Set down the full listing exactly as given. Any pictures are to be left out.

◆ ◆ ◆ ◆ ◆

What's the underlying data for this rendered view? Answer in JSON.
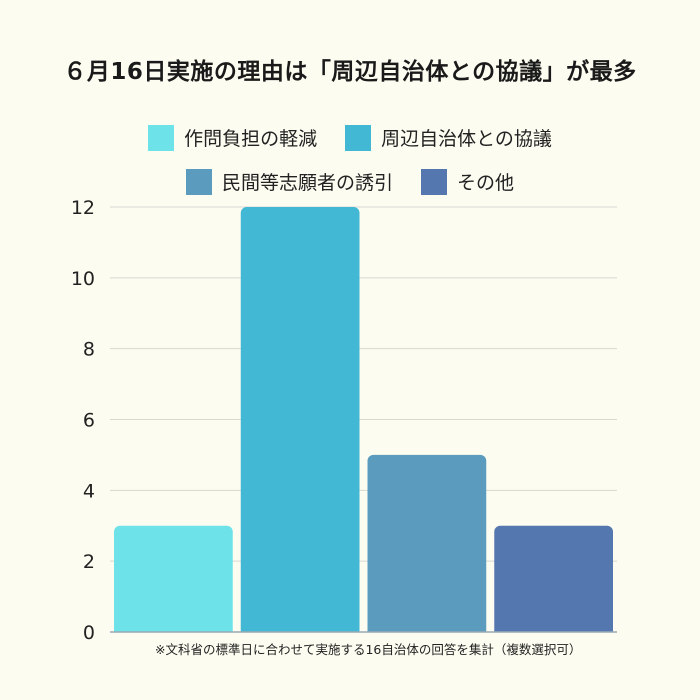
{
  "chart_data": {
    "type": "bar",
    "title": "６月16日実施の理由は「周辺自治体との協議」が最多",
    "categories": [
      "作問負担の軽減",
      "周辺自治体との協議",
      "民間等志願者の誘引",
      "その他"
    ],
    "series": [
      {
        "name": "作問負担の軽減",
        "value": 3,
        "color": "#6de3e9"
      },
      {
        "name": "周辺自治体との協議",
        "value": 12,
        "color": "#42b8d4"
      },
      {
        "name": "民間等志願者の誘引",
        "value": 5,
        "color": "#5b9bbd"
      },
      {
        "name": "その他",
        "value": 3,
        "color": "#5577b0"
      }
    ],
    "yticks": [
      "0",
      "2",
      "4",
      "6",
      "8",
      "10",
      "12"
    ],
    "ylim": [
      0,
      12
    ],
    "grid": true,
    "legend_position": "top"
  },
  "footnote": "※文科省の標準日に合わせて実施する16自治体の回答を集計（複数選択可）"
}
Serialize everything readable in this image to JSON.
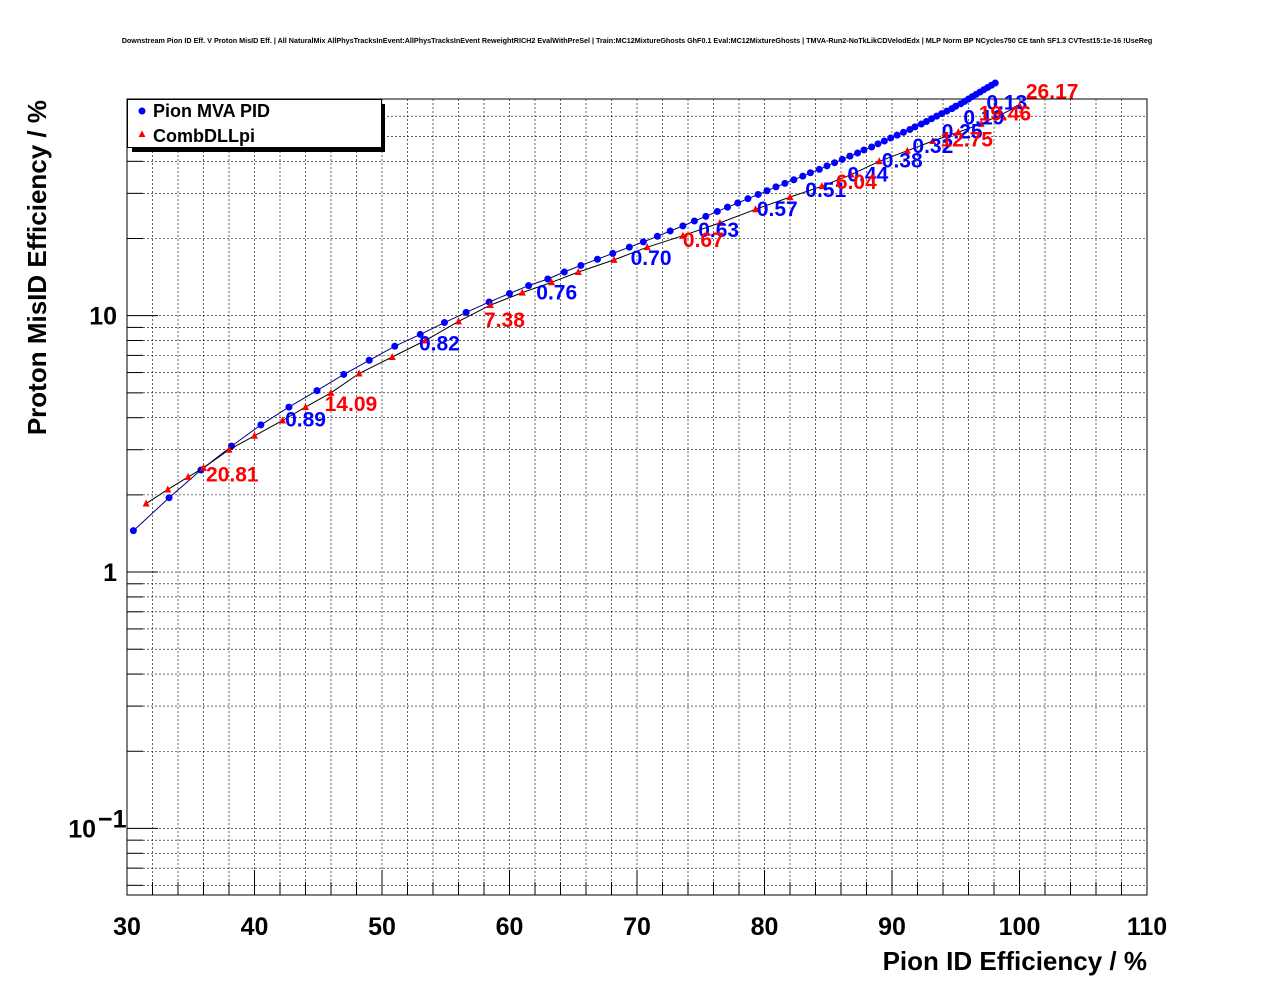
{
  "chart_data": {
    "type": "scatter",
    "title": "Downstream Pion ID Eff. V Proton MisID Eff. | All NaturalMix AllPhysTracksInEvent:AllPhysTracksInEvent ReweightRICH2 EvalWithPreSel | Train:MC12MixtureGhosts GhF0.1 Eval:MC12MixtureGhosts | TMVA-Run2-NoTkLikCDVelodEdx | MLP Norm BP NCycles750 CE tanh SF1.3 CVTest15:1e-16 !UseReg",
    "xlabel": "Pion ID Efficiency / %",
    "ylabel": "Proton MisID Efficiency / %",
    "xlim": [
      30,
      110
    ],
    "ylim": [
      0.055,
      70
    ],
    "y_scale": "log",
    "grid": true,
    "legend_position": "top-left",
    "x_ticks": [
      "30",
      "40",
      "50",
      "60",
      "70",
      "80",
      "90",
      "100",
      "110"
    ],
    "y_ticks": [
      {
        "value": 10,
        "label": "10"
      },
      {
        "value": 1,
        "label": "1"
      },
      {
        "value": 0.1,
        "label": "10",
        "sup": "−1"
      }
    ],
    "series": [
      {
        "name": "Pion MVA PID",
        "color": "#0000ff",
        "marker": "circle",
        "x": [
          30.5,
          33.3,
          35.8,
          38.2,
          40.5,
          42.7,
          44.9,
          47.0,
          49.0,
          51.0,
          53.0,
          54.9,
          56.6,
          58.4,
          60.0,
          61.5,
          63.0,
          64.3,
          65.6,
          66.9,
          68.1,
          69.4,
          70.5,
          71.6,
          72.6,
          73.6,
          74.5,
          75.4,
          76.3,
          77.1,
          77.9,
          78.7,
          79.5,
          80.2,
          80.9,
          81.6,
          82.3,
          83.0,
          83.6,
          84.3,
          84.9,
          85.5,
          86.1,
          86.7,
          87.3,
          87.8,
          88.4,
          88.9,
          89.4,
          89.9,
          90.4,
          90.9,
          91.4,
          91.8,
          92.3,
          92.7,
          93.1,
          93.5,
          93.9,
          94.3,
          94.7,
          95.0,
          95.4,
          95.7,
          96.0,
          96.3,
          96.6,
          96.9,
          97.2,
          97.5,
          97.8,
          98.1
        ],
        "y": [
          1.45,
          1.95,
          2.5,
          3.1,
          3.75,
          4.4,
          5.1,
          5.9,
          6.7,
          7.6,
          8.45,
          9.4,
          10.3,
          11.3,
          12.2,
          13.1,
          13.9,
          14.8,
          15.7,
          16.6,
          17.5,
          18.5,
          19.4,
          20.4,
          21.4,
          22.4,
          23.4,
          24.4,
          25.5,
          26.5,
          27.5,
          28.6,
          29.7,
          30.7,
          31.8,
          32.8,
          33.9,
          35.0,
          36.1,
          37.2,
          38.4,
          39.5,
          40.7,
          41.9,
          43.1,
          44.3,
          45.5,
          46.8,
          48.0,
          49.3,
          50.6,
          51.9,
          53.2,
          54.5,
          55.9,
          57.2,
          58.6,
          60.0,
          61.4,
          62.8,
          64.2,
          65.6,
          67.1,
          68.5,
          70.0,
          71.5,
          73.0,
          74.5,
          76.1,
          77.6,
          79.2,
          80.8
        ]
      },
      {
        "name": "CombDLLpi",
        "color": "#ff0000",
        "marker": "triangle",
        "x": [
          31.5,
          33.2,
          34.8,
          36.0,
          38.0,
          40.0,
          42.2,
          44.0,
          46.0,
          48.2,
          50.8,
          53.4,
          56.0,
          58.5,
          61.0,
          63.3,
          65.4,
          68.2,
          70.8,
          73.6,
          76.5,
          79.3,
          82.0,
          84.5,
          86.8,
          89.0,
          91.2,
          93.2,
          95.2,
          97.0,
          98.6,
          100.0
        ],
        "y": [
          1.85,
          2.1,
          2.35,
          2.55,
          3.0,
          3.4,
          3.9,
          4.4,
          5.0,
          5.95,
          6.9,
          8.0,
          9.5,
          11.0,
          12.3,
          13.5,
          14.8,
          16.5,
          18.5,
          20.5,
          23.0,
          26.0,
          29.0,
          32.0,
          35.5,
          40.0,
          44.0,
          48.0,
          52.0,
          56.0,
          61.0,
          66.0
        ]
      }
    ],
    "annotations": [
      {
        "text": "0.89",
        "x": 42.4,
        "y": 3.98,
        "color": "#0000ff"
      },
      {
        "text": "0.82",
        "x": 52.9,
        "y": 7.85,
        "color": "#0000ff"
      },
      {
        "text": "0.76",
        "x": 62.1,
        "y": 12.4,
        "color": "#0000ff"
      },
      {
        "text": "0.70",
        "x": 69.5,
        "y": 16.9,
        "color": "#0000ff"
      },
      {
        "text": "0.63",
        "x": 74.8,
        "y": 21.8,
        "color": "#0000ff"
      },
      {
        "text": "0.57",
        "x": 79.4,
        "y": 26.3,
        "color": "#0000ff"
      },
      {
        "text": "0.51",
        "x": 83.2,
        "y": 31.2,
        "color": "#0000ff"
      },
      {
        "text": "0.44",
        "x": 86.5,
        "y": 35.8,
        "color": "#0000ff"
      },
      {
        "text": "0.38",
        "x": 89.2,
        "y": 40.7,
        "color": "#0000ff"
      },
      {
        "text": "0.32",
        "x": 91.6,
        "y": 46.4,
        "color": "#0000ff"
      },
      {
        "text": "0.25",
        "x": 93.9,
        "y": 52.8,
        "color": "#0000ff"
      },
      {
        "text": "0.19",
        "x": 95.6,
        "y": 59.7,
        "color": "#0000ff"
      },
      {
        "text": "0.13",
        "x": 97.4,
        "y": 68.5,
        "color": "#0000ff"
      },
      {
        "text": "20.81",
        "x": 36.2,
        "y": 2.42,
        "color": "#ff0000"
      },
      {
        "text": "14.09",
        "x": 45.5,
        "y": 4.56,
        "color": "#ff0000"
      },
      {
        "text": "7.38",
        "x": 58.0,
        "y": 9.72,
        "color": "#ff0000"
      },
      {
        "text": "0.67",
        "x": 73.6,
        "y": 19.9,
        "color": "#ff0000"
      },
      {
        "text": "6.04",
        "x": 85.6,
        "y": 33.5,
        "color": "#ff0000"
      },
      {
        "text": "12.75",
        "x": 93.8,
        "y": 49.2,
        "color": "#ff0000"
      },
      {
        "text": "19.46",
        "x": 96.8,
        "y": 62.0,
        "color": "#ff0000"
      },
      {
        "text": "26.17",
        "x": 100.5,
        "y": 75.5,
        "color": "#ff0000"
      }
    ]
  }
}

◆ ◆ ◆ ◆ ◆

## COMPLETE RESPONSE
What's the underlying data for this rendered view? Answer in JSON.
{
  "chart_data": {
    "type": "bar",
    "title": "６月16日実施の理由は「周辺自治体との協議」が最多",
    "categories": [
      "作問負担の軽減",
      "周辺自治体との協議",
      "民間等志願者の誘引",
      "その他"
    ],
    "series": [
      {
        "name": "作問負担の軽減",
        "value": 3,
        "color": "#6de3e9"
      },
      {
        "name": "周辺自治体との協議",
        "value": 12,
        "color": "#42b8d4"
      },
      {
        "name": "民間等志願者の誘引",
        "value": 5,
        "color": "#5b9bbd"
      },
      {
        "name": "その他",
        "value": 3,
        "color": "#5577b0"
      }
    ],
    "yticks": [
      "0",
      "2",
      "4",
      "6",
      "8",
      "10",
      "12"
    ],
    "ylim": [
      0,
      12
    ],
    "grid": true,
    "legend_position": "top"
  },
  "footnote": "※文科省の標準日に合わせて実施する16自治体の回答を集計（複数選択可）"
}
Serialize everything readable in this image to JSON.
{
  "chart_data": {
    "type": "scatter",
    "title": "Downstream Pion ID Eff. V Proton MisID Eff. | All NaturalMix AllPhysTracksInEvent:AllPhysTracksInEvent ReweightRICH2 EvalWithPreSel | Train:MC12MixtureGhosts GhF0.1 Eval:MC12MixtureGhosts | TMVA-Run2-NoTkLikCDVelodEdx | MLP Norm BP NCycles750 CE tanh SF1.3 CVTest15:1e-16 !UseReg",
    "xlabel": "Pion ID Efficiency / %",
    "ylabel": "Proton MisID Efficiency / %",
    "xlim": [
      30,
      110
    ],
    "ylim": [
      0.055,
      70
    ],
    "y_scale": "log",
    "grid": true,
    "legend_position": "top-left",
    "x_ticks": [
      "30",
      "40",
      "50",
      "60",
      "70",
      "80",
      "90",
      "100",
      "110"
    ],
    "y_ticks": [
      {
        "value": 10,
        "label": "10"
      },
      {
        "value": 1,
        "label": "1"
      },
      {
        "value": 0.1,
        "label": "10",
        "sup": "−1"
      }
    ],
    "series": [
      {
        "name": "Pion MVA PID",
        "color": "#0000ff",
        "marker": "circle",
        "x": [
          30.5,
          33.3,
          35.8,
          38.2,
          40.5,
          42.7,
          44.9,
          47.0,
          49.0,
          51.0,
          53.0,
          54.9,
          56.6,
          58.4,
          60.0,
          61.5,
          63.0,
          64.3,
          65.6,
          66.9,
          68.1,
          69.4,
          70.5,
          71.6,
          72.6,
          73.6,
          74.5,
          75.4,
          76.3,
          77.1,
          77.9,
          78.7,
          79.5,
          80.2,
          80.9,
          81.6,
          82.3,
          83.0,
          83.6,
          84.3,
          84.9,
          85.5,
          86.1,
          86.7,
          87.3,
          87.8,
          88.4,
          88.9,
          89.4,
          89.9,
          90.4,
          90.9,
          91.4,
          91.8,
          92.3,
          92.7,
          93.1,
          93.5,
          93.9,
          94.3,
          94.7,
          95.0,
          95.4,
          95.7,
          96.0,
          96.3,
          96.6,
          96.9,
          97.2,
          97.5,
          97.8,
          98.1
        ],
        "y": [
          1.45,
          1.95,
          2.5,
          3.1,
          3.75,
          4.4,
          5.1,
          5.9,
          6.7,
          7.6,
          8.45,
          9.4,
          10.3,
          11.3,
          12.2,
          13.1,
          13.9,
          14.8,
          15.7,
          16.6,
          17.5,
          18.5,
          19.4,
          20.4,
          21.4,
          22.4,
          23.4,
          24.4,
          25.5,
          26.5,
          27.5,
          28.6,
          29.7,
          30.7,
          31.8,
          32.8,
          33.9,
          35.0,
          36.1,
          37.2,
          38.4,
          39.5,
          40.7,
          41.9,
          43.1,
          44.3,
          45.5,
          46.8,
          48.0,
          49.3,
          50.6,
          51.9,
          53.2,
          54.5,
          55.9,
          57.2,
          58.6,
          60.0,
          61.4,
          62.8,
          64.2,
          65.6,
          67.1,
          68.5,
          70.0,
          71.5,
          73.0,
          74.5,
          76.1,
          77.6,
          79.2,
          80.8
        ]
      },
      {
        "name": "CombDLLpi",
        "color": "#ff0000",
        "marker": "triangle",
        "x": [
          31.5,
          33.2,
          34.8,
          36.0,
          38.0,
          40.0,
          42.2,
          44.0,
          46.0,
          48.2,
          50.8,
          53.4,
          56.0,
          58.5,
          61.0,
          63.3,
          65.4,
          68.2,
          70.8,
          73.6,
          76.5,
          79.3,
          82.0,
          84.5,
          86.8,
          89.0,
          91.2,
          93.2,
          95.2,
          97.0,
          98.6,
          100.0
        ],
        "y": [
          1.85,
          2.1,
          2.35,
          2.55,
          3.0,
          3.4,
          3.9,
          4.4,
          5.0,
          5.95,
          6.9,
          8.0,
          9.5,
          11.0,
          12.3,
          13.5,
          14.8,
          16.5,
          18.5,
          20.5,
          23.0,
          26.0,
          29.0,
          32.0,
          35.5,
          40.0,
          44.0,
          48.0,
          52.0,
          56.0,
          61.0,
          66.0
        ]
      }
    ],
    "annotations": [
      {
        "text": "0.89",
        "x": 42.4,
        "y": 3.98,
        "color": "#0000ff"
      },
      {
        "text": "0.82",
        "x": 52.9,
        "y": 7.85,
        "color": "#0000ff"
      },
      {
        "text": "0.76",
        "x": 62.1,
        "y": 12.4,
        "color": "#0000ff"
      },
      {
        "text": "0.70",
        "x": 69.5,
        "y": 16.9,
        "color": "#0000ff"
      },
      {
        "text": "0.63",
        "x": 74.8,
        "y": 21.8,
        "color": "#0000ff"
      },
      {
        "text": "0.57",
        "x": 79.4,
        "y": 26.3,
        "color": "#0000ff"
      },
      {
        "text": "0.51",
        "x": 83.2,
        "y": 31.2,
        "color": "#0000ff"
      },
      {
        "text": "0.44",
        "x": 86.5,
        "y": 35.8,
        "color": "#0000ff"
      },
      {
        "text": "0.38",
        "x": 89.2,
        "y": 40.7,
        "color": "#0000ff"
      },
      {
        "text": "0.32",
        "x": 91.6,
        "y": 46.4,
        "color": "#0000ff"
      },
      {
        "text": "0.25",
        "x": 93.9,
        "y": 52.8,
        "color": "#0000ff"
      },
      {
        "text": "0.19",
        "x": 95.6,
        "y": 59.7,
        "color": "#0000ff"
      },
      {
        "text": "0.13",
        "x": 97.4,
        "y": 68.5,
        "color": "#0000ff"
      },
      {
        "text": "20.81",
        "x": 36.2,
        "y": 2.42,
        "color": "#ff0000"
      },
      {
        "text": "14.09",
        "x": 45.5,
        "y": 4.56,
        "color": "#ff0000"
      },
      {
        "text": "7.38",
        "x": 58.0,
        "y": 9.72,
        "color": "#ff0000"
      },
      {
        "text": "0.67",
        "x": 73.6,
        "y": 19.9,
        "color": "#ff0000"
      },
      {
        "text": "6.04",
        "x": 85.6,
        "y": 33.5,
        "color": "#ff0000"
      },
      {
        "text": "12.75",
        "x": 93.8,
        "y": 49.2,
        "color": "#ff0000"
      },
      {
        "text": "19.46",
        "x": 96.8,
        "y": 62.0,
        "color": "#ff0000"
      },
      {
        "text": "26.17",
        "x": 100.5,
        "y": 75.5,
        "color": "#ff0000"
      }
    ]
  }
}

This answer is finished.